▸ What is being asked: Substitute "Support Center" for "Help Center" in the rows between the line holding "staticText: Privacy Policy (17, 375, 91, 389)" and the line holding "button[interactable]: Notifications (0, 263, 259, 318)", inclusive. Reproduce those lines with every other character left unchanged.

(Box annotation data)
━━━━━━━━━━

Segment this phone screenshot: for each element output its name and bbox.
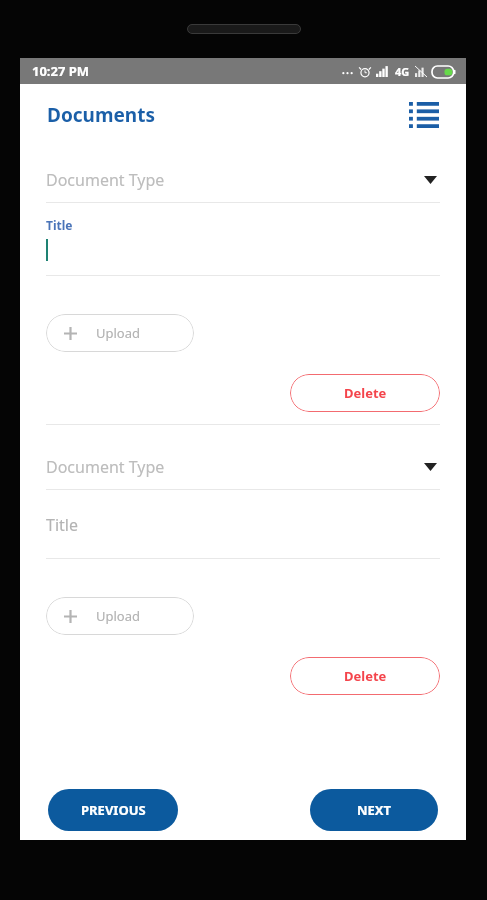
button[interactable]: Delete [290,374,440,412]
staticText: 4G [395,64,410,79]
staticText: Upload [96,324,141,342]
staticText: Document Type [46,456,165,478]
button[interactable]: Document Type [46,158,440,202]
staticText: Documents [47,102,155,128]
staticText: Document Type [46,169,165,191]
staticText: 10:27 PM [32,62,90,80]
button[interactable]: Title [46,217,440,275]
button[interactable]: Title [46,504,440,546]
staticText: Delete [344,384,387,402]
button[interactable]: NEXT [310,789,438,831]
button[interactable]: List view [404,95,444,135]
button[interactable]: Upload [46,314,194,352]
staticText: Upload [96,607,141,625]
staticText: Title [46,217,73,233]
staticText: PREVIOUS [81,801,146,819]
staticText: Title [46,514,78,536]
staticText: NEXT [357,801,392,819]
button[interactable]: Upload [46,597,194,635]
button[interactable]: PREVIOUS [48,789,178,831]
button[interactable]: Delete [290,657,440,695]
staticText: Delete [344,667,387,685]
button[interactable]: Document Type [46,445,440,489]
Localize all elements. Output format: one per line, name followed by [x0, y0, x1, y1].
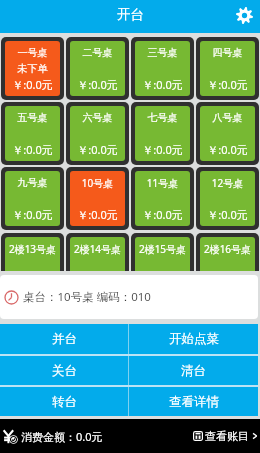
button[interactable]: 2楼16号桌: [200, 237, 255, 271]
staticText: ￥:0.0元: [70, 207, 125, 222]
staticText: 四号桌: [200, 46, 255, 59]
button[interactable]: 三号桌: [135, 41, 190, 96]
staticText: ￥:0.0元: [5, 142, 60, 157]
staticText: ￥:0.0元: [200, 207, 255, 222]
button[interactable]: 清台: [129, 356, 258, 385]
staticText: ￥:0.0元: [135, 207, 190, 222]
staticText: 消费金额：0.0元: [21, 429, 103, 444]
staticText: 2楼15号桌: [135, 242, 190, 256]
staticText: 10号桌: [70, 176, 125, 190]
staticText: 11号桌: [135, 176, 190, 190]
staticText: 五号桌: [5, 111, 60, 124]
staticText: ￥:0.0元: [200, 77, 255, 92]
button[interactable]: 2楼14号桌: [70, 237, 125, 271]
button[interactable]: 六号桌: [70, 106, 125, 161]
staticText: 六号桌: [70, 111, 125, 124]
staticText: ￥:0.0元: [135, 77, 190, 92]
staticText: ￥:0.0元: [5, 77, 60, 92]
button[interactable]: 八号桌: [200, 106, 255, 161]
button[interactable]: 11号桌: [135, 171, 190, 226]
staticText: 12号桌: [200, 176, 255, 190]
button[interactable]: 查看详情: [129, 387, 258, 416]
staticText: ￥:0.0元: [70, 77, 125, 92]
staticText: 查看账目: [205, 429, 249, 443]
staticText: ￥:0.0元: [70, 142, 125, 157]
staticText: 转台: [52, 394, 77, 410]
staticText: 二号桌: [70, 46, 125, 59]
staticText: 七号桌: [135, 111, 190, 124]
staticText: ￥:0.0元: [200, 142, 255, 157]
staticText: 一号桌: [5, 46, 60, 59]
staticText: 未下单: [5, 62, 60, 75]
staticText: 开始点菜: [169, 331, 219, 347]
staticText: 九号桌: [5, 176, 60, 189]
button[interactable]: 一号桌: [5, 41, 60, 96]
button[interactable]: Settings: [231, 2, 257, 28]
button[interactable]: 并台: [0, 324, 128, 354]
staticText: ￥:0.0元: [5, 207, 60, 222]
staticText: 2楼16号桌: [200, 242, 255, 256]
staticText: ￥:0.0元: [135, 142, 190, 157]
button[interactable]: 查看账目: [193, 429, 259, 443]
button[interactable]: 12号桌: [200, 171, 255, 226]
button[interactable]: 开始点菜: [129, 324, 258, 354]
staticText: 八号桌: [200, 111, 255, 124]
button[interactable]: 2楼15号桌: [135, 237, 190, 271]
staticText: 清台: [181, 363, 206, 379]
button[interactable]: 七号桌: [135, 106, 190, 161]
staticText: 2楼14号桌: [70, 242, 125, 256]
button[interactable]: 关台: [0, 356, 128, 385]
button[interactable]: 九号桌: [5, 171, 60, 226]
button[interactable]: 二号桌: [70, 41, 125, 96]
staticText: 三号桌: [135, 46, 190, 59]
staticText: 桌台：10号桌 编码：010: [23, 289, 151, 305]
staticText: 开台: [117, 6, 144, 23]
staticText: 关台: [52, 363, 77, 379]
staticText: 2楼13号桌: [5, 242, 60, 256]
button[interactable]: 2楼13号桌: [5, 237, 60, 271]
button[interactable]: 四号桌: [200, 41, 255, 96]
staticText: 并台: [52, 331, 77, 347]
button[interactable]: 转台: [0, 387, 128, 416]
button[interactable]: 10号桌: [70, 171, 125, 226]
button[interactable]: 五号桌: [5, 106, 60, 161]
staticText: 查看详情: [169, 394, 219, 410]
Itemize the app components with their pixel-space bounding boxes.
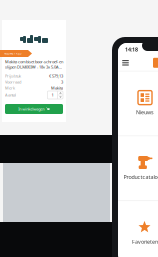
staticText: Nieuws [136, 109, 154, 116]
button[interactable]: Nieuws [118, 72, 158, 136]
staticText: 14:18 [125, 46, 138, 53]
staticText: 1 [51, 92, 53, 98]
button[interactable]: Winkelwagen [151, 55, 158, 71]
staticText: Makita combiset boor-schroef- en slijpen… [5, 59, 63, 70]
staticText: Merk [5, 85, 15, 91]
staticText: 3 [61, 79, 63, 85]
staticText: Prijs/stuk [5, 73, 21, 79]
staticText: NIEUWE PRIJS [4, 52, 21, 55]
button[interactable]: Minder [58, 95, 63, 99]
button[interactable]: Meer [58, 91, 63, 95]
staticText: Voorraad [5, 79, 21, 85]
staticText: € 579,13 [49, 73, 63, 79]
staticText: Aantal [5, 92, 16, 98]
button[interactable]: Favorieten [118, 201, 158, 257]
button[interactable]: In winkelwagen [5, 104, 63, 114]
staticText: Favorieten [132, 238, 158, 245]
button[interactable]: Productcatalogus [118, 136, 158, 200]
staticText: In winkelwagen [18, 106, 44, 112]
button[interactable]: Menu [120, 55, 132, 71]
staticText: Makita [51, 85, 63, 91]
staticText: Productcatalogus [124, 173, 158, 180]
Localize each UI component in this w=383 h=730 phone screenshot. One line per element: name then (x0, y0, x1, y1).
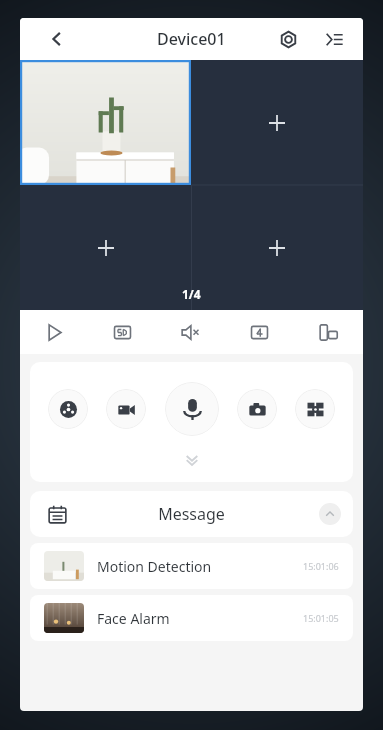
button[interactable]: Snapshot (237, 389, 277, 429)
staticText: Motion Detection (97, 557, 212, 576)
button[interactable]: Playlist (317, 22, 351, 56)
staticText: Device01 (157, 28, 226, 50)
staticText: 15:01:06 (303, 560, 339, 572)
button[interactable]: Back (40, 22, 74, 56)
button[interactable]: Motion Detection (30, 543, 353, 589)
staticText: Face Alarm (97, 609, 170, 628)
button[interactable]: Playback (48, 389, 88, 429)
staticText: Message (158, 503, 225, 525)
staticText: 1/4 (182, 286, 201, 302)
button[interactable]: Add camera 2 (191, 60, 363, 185)
button[interactable]: 4 channels (225, 310, 294, 354)
staticText: 15:01:05 (303, 612, 339, 624)
button[interactable]: SD quality (88, 310, 156, 354)
button[interactable]: Camera 1 live view (20, 60, 191, 185)
button[interactable]: Calendar (30, 491, 353, 537)
button[interactable]: Mute (156, 310, 225, 354)
button[interactable]: Play (20, 310, 88, 354)
button[interactable]: PTZ control (295, 389, 335, 429)
button[interactable]: Add camera 3 (20, 185, 191, 310)
button[interactable]: Settings (271, 22, 305, 56)
button[interactable]: Collapse messages (319, 503, 341, 525)
other: Calendar (44, 501, 70, 527)
button[interactable]: Face Alarm (30, 595, 353, 641)
button[interactable]: Record video (106, 389, 146, 429)
button[interactable]: Add camera 4 (191, 185, 363, 310)
button[interactable]: Rotate screen (294, 310, 363, 354)
button[interactable]: Expand more controls (179, 448, 205, 474)
button[interactable]: Talk (165, 382, 219, 436)
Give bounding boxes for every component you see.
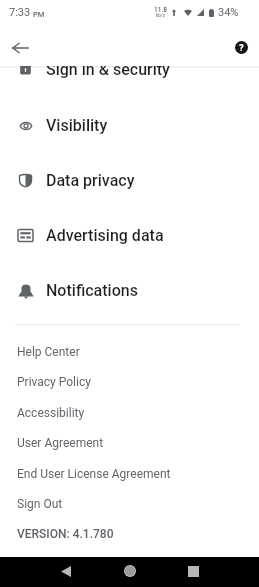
staticText: Privacy Policy (17, 375, 91, 389)
button[interactable]: Sign in & security (0, 42, 259, 97)
button[interactable]: Visibility (0, 98, 259, 153)
staticText: ? (239, 42, 244, 53)
button[interactable]: Back (49, 556, 83, 586)
button[interactable]: Data privacy (0, 153, 259, 208)
staticText: Notifications (46, 281, 138, 300)
staticText: kb/s (156, 13, 165, 18)
button[interactable]: Recent apps (176, 556, 210, 586)
button[interactable]: Advertising data (0, 208, 259, 263)
button[interactable]: Navigate up (5, 32, 36, 63)
staticText: Advertising data (46, 226, 164, 245)
button[interactable]: Sign Out (0, 489, 259, 519)
button[interactable]: Privacy Policy (0, 367, 259, 397)
staticText: 34% (218, 6, 239, 19)
button[interactable]: Accessibility (0, 398, 259, 428)
staticText: Sign in & security (46, 60, 170, 79)
button[interactable]: Help Center (0, 337, 259, 367)
button[interactable]: User Agreement (0, 428, 259, 458)
button[interactable]: VERSION: 4.1.780 (0, 519, 259, 549)
staticText: User Agreement (17, 436, 104, 450)
staticText: PM (33, 10, 45, 19)
button[interactable]: Help (228, 34, 254, 60)
staticText: Sign Out (17, 497, 63, 511)
staticText: 11.8 (154, 6, 167, 14)
button[interactable]: Home (113, 556, 147, 586)
staticText: Help Center (17, 345, 80, 359)
staticText: 7:33 (9, 6, 31, 19)
staticText: Accessibility (17, 406, 85, 420)
button[interactable]: End User License Agreement (0, 459, 259, 489)
staticText: Visibility (46, 116, 108, 135)
staticText: Data privacy (46, 171, 135, 190)
staticText: VERSION: 4.1.780 (17, 527, 114, 541)
button[interactable]: Notifications (0, 263, 259, 318)
staticText: End User License Agreement (17, 467, 171, 481)
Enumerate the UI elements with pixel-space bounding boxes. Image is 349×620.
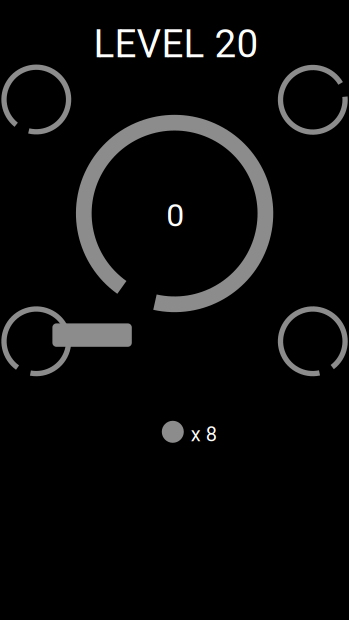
staticText: LEVEL 20 [94,21,258,67]
button[interactable]: Lever [52,323,132,347]
button[interactable]: Bottom right ring [278,306,348,376]
button[interactable]: Bottom left ring [1,306,71,376]
staticText: x 8 [191,423,217,446]
button[interactable]: Top left ring [1,64,71,134]
staticText: 0 [166,196,184,234]
button[interactable]: Dial, 0 [75,114,274,313]
button[interactable]: Top right ring [278,65,348,135]
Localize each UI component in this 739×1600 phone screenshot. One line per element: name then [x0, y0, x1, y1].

━━━━━━━━━━

▸ Written answer:
staticText: Privacy Policy (17, 375, 91, 389)
button[interactable]: Sign in & security (0, 42, 259, 97)
button[interactable]: Visibility (0, 98, 259, 153)
staticText: ? (239, 42, 244, 53)
button[interactable]: Back (49, 556, 83, 586)
button[interactable]: Data privacy (0, 153, 259, 208)
staticText: Notifications (46, 281, 138, 300)
staticText: kb/s (156, 13, 165, 18)
button[interactable]: Recent apps (176, 556, 210, 586)
button[interactable]: Advertising data (0, 208, 259, 263)
button[interactable]: Navigate up (5, 32, 36, 63)
staticText: Advertising data (46, 226, 164, 245)
button[interactable]: Sign Out (0, 489, 259, 519)
button[interactable]: Privacy Policy (0, 367, 259, 397)
staticText: 34% (218, 6, 239, 19)
button[interactable]: Accessibility (0, 398, 259, 428)
staticText: Sign in & security (46, 60, 170, 79)
button[interactable]: Support Center (0, 337, 259, 367)
button[interactable]: User Agreement (0, 428, 259, 458)
button[interactable]: VERSION: 4.1.780 (0, 519, 259, 549)
staticText: User Agreement (17, 436, 104, 450)
staticText: PM (33, 10, 45, 19)
button[interactable]: Help (228, 34, 254, 60)
staticText: Sign Out (17, 497, 63, 511)
staticText: 11.8 (154, 6, 167, 14)
button[interactable]: Home (113, 556, 147, 586)
staticText: Support Center (17, 345, 80, 359)
staticText: 7:33 (9, 6, 31, 19)
staticText: Accessibility (17, 406, 85, 420)
button[interactable]: End User License Agreement (0, 459, 259, 489)
staticText: Visibility (46, 116, 108, 135)
staticText: Data privacy (46, 171, 135, 190)
staticText: VERSION: 4.1.780 (17, 527, 114, 541)
button[interactable]: Notifications (0, 263, 259, 318)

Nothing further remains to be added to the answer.